◆ Exercise description ◆
Write out every line of the material as it stands, apart from the pictures.

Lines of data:
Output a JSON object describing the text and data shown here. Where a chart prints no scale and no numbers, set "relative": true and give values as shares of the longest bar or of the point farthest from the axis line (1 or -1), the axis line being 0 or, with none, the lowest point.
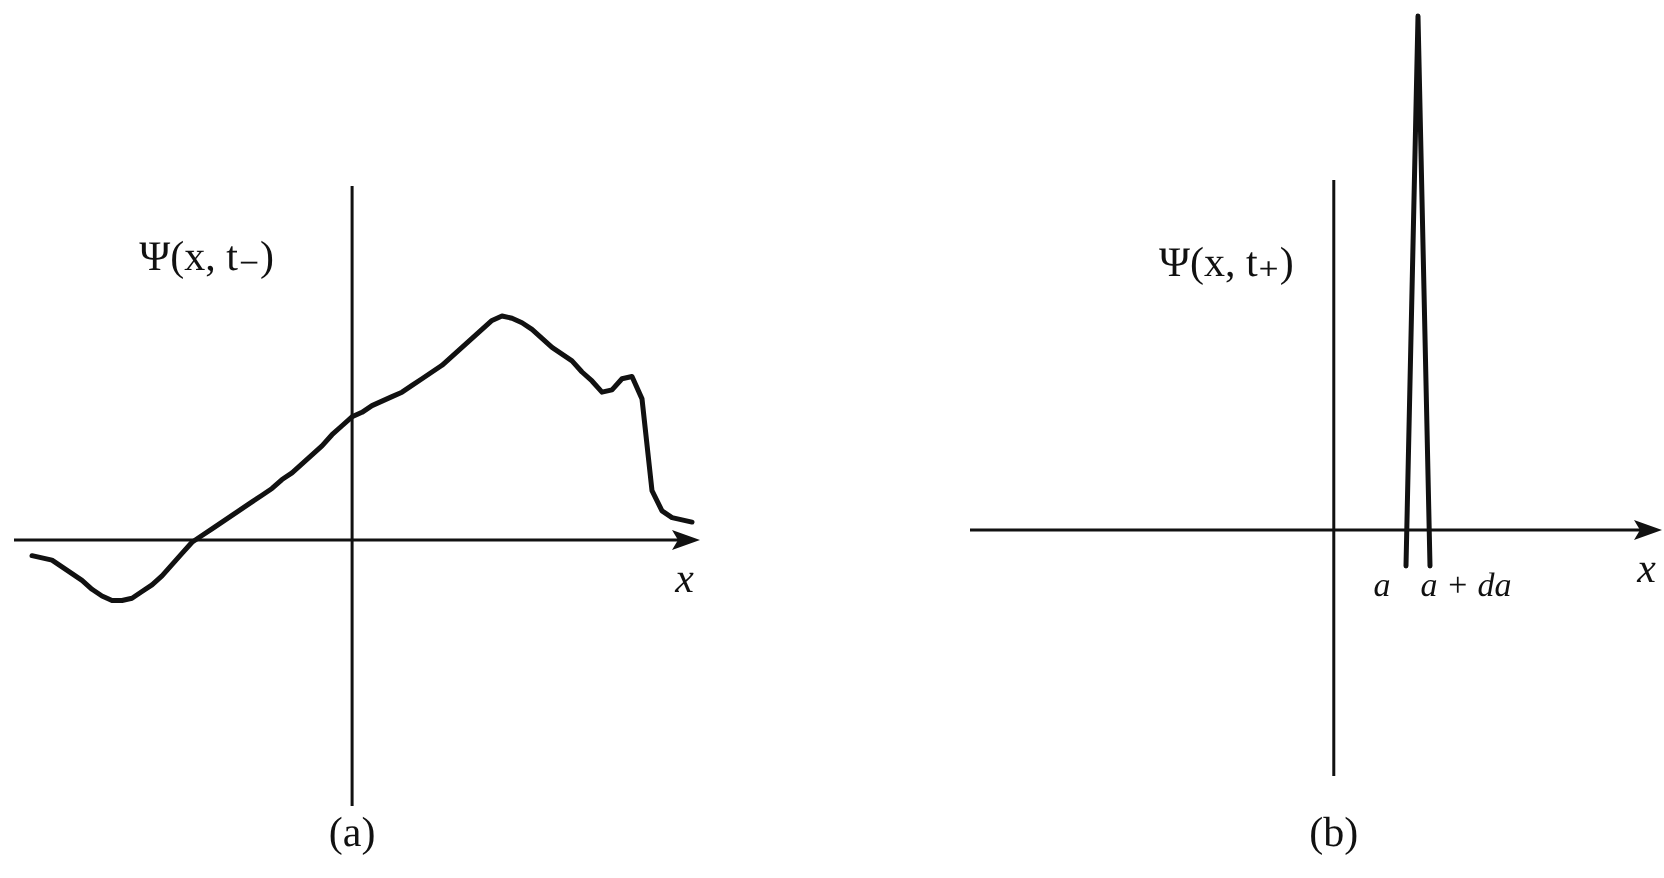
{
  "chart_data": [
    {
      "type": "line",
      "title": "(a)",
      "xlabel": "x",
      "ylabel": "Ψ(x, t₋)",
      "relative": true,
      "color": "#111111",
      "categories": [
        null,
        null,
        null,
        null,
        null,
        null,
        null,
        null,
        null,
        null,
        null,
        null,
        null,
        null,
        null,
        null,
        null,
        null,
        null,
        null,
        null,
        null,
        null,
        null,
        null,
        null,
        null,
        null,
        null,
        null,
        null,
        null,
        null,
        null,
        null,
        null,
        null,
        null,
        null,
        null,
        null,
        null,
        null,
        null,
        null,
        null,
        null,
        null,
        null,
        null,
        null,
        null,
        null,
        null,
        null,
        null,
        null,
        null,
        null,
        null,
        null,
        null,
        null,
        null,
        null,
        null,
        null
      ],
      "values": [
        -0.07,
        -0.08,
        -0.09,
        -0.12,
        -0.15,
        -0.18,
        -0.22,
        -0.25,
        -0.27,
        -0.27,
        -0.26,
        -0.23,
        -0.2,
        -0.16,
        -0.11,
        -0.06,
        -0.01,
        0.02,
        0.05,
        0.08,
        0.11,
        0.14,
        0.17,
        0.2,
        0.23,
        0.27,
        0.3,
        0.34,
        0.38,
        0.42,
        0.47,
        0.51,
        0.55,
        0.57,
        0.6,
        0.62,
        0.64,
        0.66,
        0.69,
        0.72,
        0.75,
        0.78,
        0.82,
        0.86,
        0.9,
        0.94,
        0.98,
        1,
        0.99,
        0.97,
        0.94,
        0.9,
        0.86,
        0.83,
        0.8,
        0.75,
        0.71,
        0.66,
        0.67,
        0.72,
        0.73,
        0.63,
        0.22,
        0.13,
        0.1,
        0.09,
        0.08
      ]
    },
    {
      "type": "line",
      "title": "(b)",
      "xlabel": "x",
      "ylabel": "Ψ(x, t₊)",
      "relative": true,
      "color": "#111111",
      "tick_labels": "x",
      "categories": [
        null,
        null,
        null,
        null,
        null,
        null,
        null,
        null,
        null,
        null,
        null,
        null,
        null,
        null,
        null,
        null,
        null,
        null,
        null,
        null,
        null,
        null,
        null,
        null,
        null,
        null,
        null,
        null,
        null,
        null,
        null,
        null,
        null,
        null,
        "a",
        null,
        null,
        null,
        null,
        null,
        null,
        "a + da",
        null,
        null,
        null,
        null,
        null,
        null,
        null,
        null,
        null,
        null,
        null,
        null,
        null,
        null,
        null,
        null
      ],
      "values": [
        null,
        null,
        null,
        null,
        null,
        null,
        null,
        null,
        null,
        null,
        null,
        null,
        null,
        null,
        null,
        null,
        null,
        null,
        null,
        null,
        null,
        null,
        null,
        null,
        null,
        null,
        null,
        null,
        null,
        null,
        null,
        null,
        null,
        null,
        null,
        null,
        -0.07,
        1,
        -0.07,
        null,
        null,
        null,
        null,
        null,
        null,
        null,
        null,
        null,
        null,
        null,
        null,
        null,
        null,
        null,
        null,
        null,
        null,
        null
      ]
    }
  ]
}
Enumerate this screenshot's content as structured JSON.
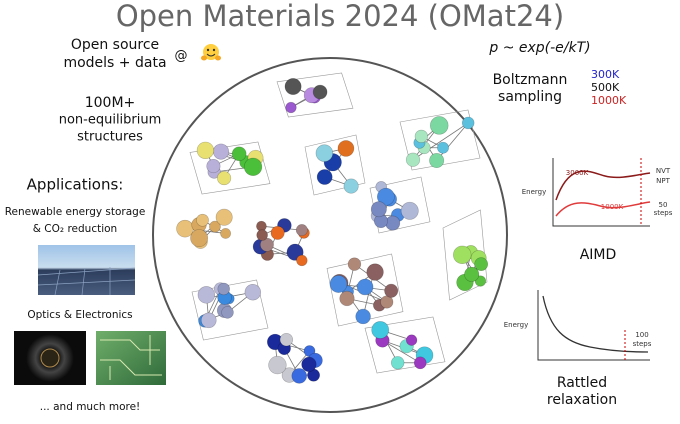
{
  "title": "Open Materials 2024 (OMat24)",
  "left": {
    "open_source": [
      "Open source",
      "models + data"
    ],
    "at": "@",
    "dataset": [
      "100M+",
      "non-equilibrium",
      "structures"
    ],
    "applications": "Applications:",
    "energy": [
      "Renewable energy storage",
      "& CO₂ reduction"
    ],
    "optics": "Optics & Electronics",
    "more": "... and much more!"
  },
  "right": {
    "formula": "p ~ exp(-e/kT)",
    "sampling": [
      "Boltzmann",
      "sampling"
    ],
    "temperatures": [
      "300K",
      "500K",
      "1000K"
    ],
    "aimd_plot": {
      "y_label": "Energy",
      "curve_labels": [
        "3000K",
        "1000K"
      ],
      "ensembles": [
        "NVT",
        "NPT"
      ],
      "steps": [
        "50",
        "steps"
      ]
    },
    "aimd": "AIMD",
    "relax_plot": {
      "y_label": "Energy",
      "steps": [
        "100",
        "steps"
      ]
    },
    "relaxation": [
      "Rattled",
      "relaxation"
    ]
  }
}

◆ Solution to this problem ◆
Output a JSON object describing the text and data shown here. Where a chart prints no scale and no numbers, set "relative": true and give values as shares of the longest bar or of the point farthest from the axis line (1 or -1), the axis line being 0 or, with none, the lowest point.
{
  "chart_data": [
    {
      "type": "line",
      "title": "(a)",
      "xlabel": "x",
      "ylabel": "Ψ(x, t₋)",
      "relative": true,
      "color": "#111111",
      "categories": [
        null,
        null,
        null,
        null,
        null,
        null,
        null,
        null,
        null,
        null,
        null,
        null,
        null,
        null,
        null,
        null,
        null,
        null,
        null,
        null,
        null,
        null,
        null,
        null,
        null,
        null,
        null,
        null,
        null,
        null,
        null,
        null,
        null,
        null,
        null,
        null,
        null,
        null,
        null,
        null,
        null,
        null,
        null,
        null,
        null,
        null,
        null,
        null,
        null,
        null,
        null,
        null,
        null,
        null,
        null,
        null,
        null,
        null,
        null,
        null,
        null,
        null,
        null,
        null,
        null,
        null,
        null
      ],
      "values": [
        -0.07,
        -0.08,
        -0.09,
        -0.12,
        -0.15,
        -0.18,
        -0.22,
        -0.25,
        -0.27,
        -0.27,
        -0.26,
        -0.23,
        -0.2,
        -0.16,
        -0.11,
        -0.06,
        -0.01,
        0.02,
        0.05,
        0.08,
        0.11,
        0.14,
        0.17,
        0.2,
        0.23,
        0.27,
        0.3,
        0.34,
        0.38,
        0.42,
        0.47,
        0.51,
        0.55,
        0.57,
        0.6,
        0.62,
        0.64,
        0.66,
        0.69,
        0.72,
        0.75,
        0.78,
        0.82,
        0.86,
        0.9,
        0.94,
        0.98,
        1,
        0.99,
        0.97,
        0.94,
        0.9,
        0.86,
        0.83,
        0.8,
        0.75,
        0.71,
        0.66,
        0.67,
        0.72,
        0.73,
        0.63,
        0.22,
        0.13,
        0.1,
        0.09,
        0.08
      ]
    },
    {
      "type": "line",
      "title": "(b)",
      "xlabel": "x",
      "ylabel": "Ψ(x, t₊)",
      "relative": true,
      "color": "#111111",
      "tick_labels": "x",
      "categories": [
        null,
        null,
        null,
        null,
        null,
        null,
        null,
        null,
        null,
        null,
        null,
        null,
        null,
        null,
        null,
        null,
        null,
        null,
        null,
        null,
        null,
        null,
        null,
        null,
        null,
        null,
        null,
        null,
        null,
        null,
        null,
        null,
        null,
        null,
        "a",
        null,
        null,
        null,
        null,
        null,
        null,
        "a + da",
        null,
        null,
        null,
        null,
        null,
        null,
        null,
        null,
        null,
        null,
        null,
        null,
        null,
        null,
        null,
        null
      ],
      "values": [
        null,
        null,
        null,
        null,
        null,
        null,
        null,
        null,
        null,
        null,
        null,
        null,
        null,
        null,
        null,
        null,
        null,
        null,
        null,
        null,
        null,
        null,
        null,
        null,
        null,
        null,
        null,
        null,
        null,
        null,
        null,
        null,
        null,
        null,
        null,
        null,
        -0.07,
        1,
        -0.07,
        null,
        null,
        null,
        null,
        null,
        null,
        null,
        null,
        null,
        null,
        null,
        null,
        null,
        null,
        null,
        null,
        null,
        null,
        null
      ]
    }
  ]
}
Enumerate this screenshot's content as structured JSON.
{
  "title": "Open Materials 2024 (OMat24)",
  "left": {
    "open_source": [
      "Open source",
      "models + data"
    ],
    "at": "@",
    "dataset": [
      "100M+",
      "non-equilibrium",
      "structures"
    ],
    "applications": "Applications:",
    "energy": [
      "Renewable energy storage",
      "& CO₂ reduction"
    ],
    "optics": "Optics & Electronics",
    "more": "... and much more!"
  },
  "right": {
    "formula": "p ~ exp(-e/kT)",
    "sampling": [
      "Boltzmann",
      "sampling"
    ],
    "temperatures": [
      "300K",
      "500K",
      "1000K"
    ],
    "aimd_plot": {
      "y_label": "Energy",
      "curve_labels": [
        "3000K",
        "1000K"
      ],
      "ensembles": [
        "NVT",
        "NPT"
      ],
      "steps": [
        "50",
        "steps"
      ]
    },
    "aimd": "AIMD",
    "relax_plot": {
      "y_label": "Energy",
      "steps": [
        "100",
        "steps"
      ]
    },
    "relaxation": [
      "Rattled",
      "relaxation"
    ]
  }
}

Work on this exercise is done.